▶ **STATED GOAL**
Set down each line of the material that follows, exactly, with no pictures.

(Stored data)

+++

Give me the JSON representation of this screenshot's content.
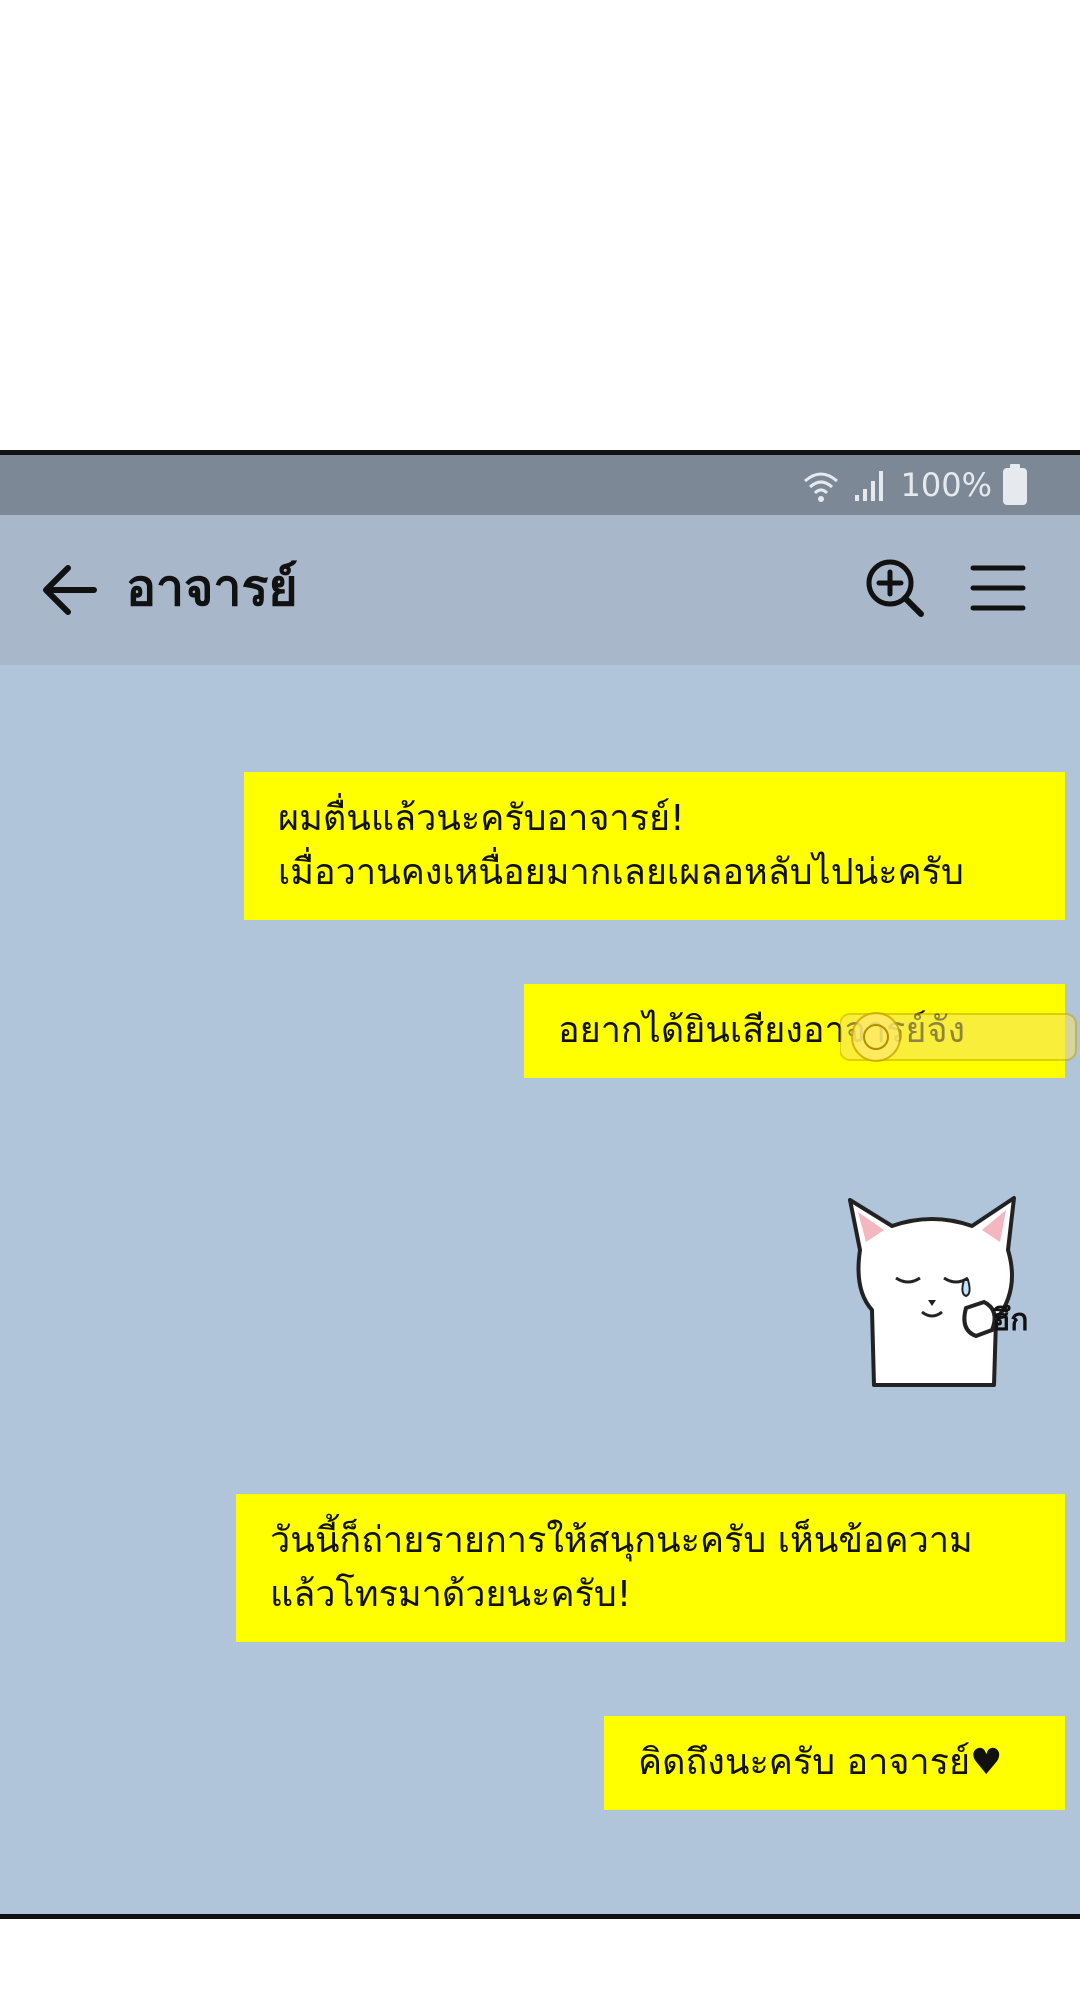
{
  "status_bar": {
    "battery_text": "100%",
    "icons": [
      "wifi-icon",
      "signal-icon",
      "battery-icon"
    ]
  },
  "header": {
    "title": "อาจารย์",
    "icons": [
      "back-arrow-icon",
      "zoom-in-icon",
      "menu-icon"
    ]
  },
  "messages": [
    {
      "lines": [
        "ผมตื่นแล้วนะครับอาจารย์!",
        "เมื่อวานคงเหนื่อยมากเลยเผลอหลับไปน่ะครับ"
      ]
    },
    {
      "lines": [
        "อยากได้ยินเสียงอาจารย์จัง"
      ]
    },
    {
      "sticker": {
        "icon": "crying-cat-sticker",
        "text": "ฮึก"
      }
    },
    {
      "lines": [
        "วันนี้ก็ถ่ายรายการให้สนุกนะครับ เห็นข้อความ",
        "แล้วโทรมาด้วยนะครับ!"
      ]
    },
    {
      "lines": [
        "คิดถึงนะครับ อาจารย์♥"
      ]
    }
  ],
  "colors": {
    "status_bar": "#7c8896",
    "header": "#a8b8ca",
    "chat_background": "#b0c4da",
    "bubble": "#ffff00"
  }
}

+++

▶ **ANSWER TO THIS TASK**
Give me the JSON representation of this screenshot's content.
{
  "status_bar": {
    "battery_text": "100%",
    "icons": [
      "wifi-icon",
      "signal-icon",
      "battery-icon"
    ]
  },
  "header": {
    "title": "อาจารย์",
    "icons": [
      "back-arrow-icon",
      "zoom-in-icon",
      "menu-icon"
    ]
  },
  "messages": [
    {
      "lines": [
        "ผมตื่นแล้วนะครับอาจารย์!",
        "เมื่อวานคงเหนื่อยมากเลยเผลอหลับไปน่ะครับ"
      ]
    },
    {
      "lines": [
        "อยากได้ยินเสียงอาจารย์จัง"
      ]
    },
    {
      "sticker": {
        "icon": "crying-cat-sticker",
        "text": "ฮึก"
      }
    },
    {
      "lines": [
        "วันนี้ก็ถ่ายรายการให้สนุกนะครับ เห็นข้อความ",
        "แล้วโทรมาด้วยนะครับ!"
      ]
    },
    {
      "lines": [
        "คิดถึงนะครับ อาจารย์♥"
      ]
    }
  ],
  "colors": {
    "status_bar": "#7c8896",
    "header": "#a8b8ca",
    "chat_background": "#b0c4da",
    "bubble": "#ffff00"
  }
}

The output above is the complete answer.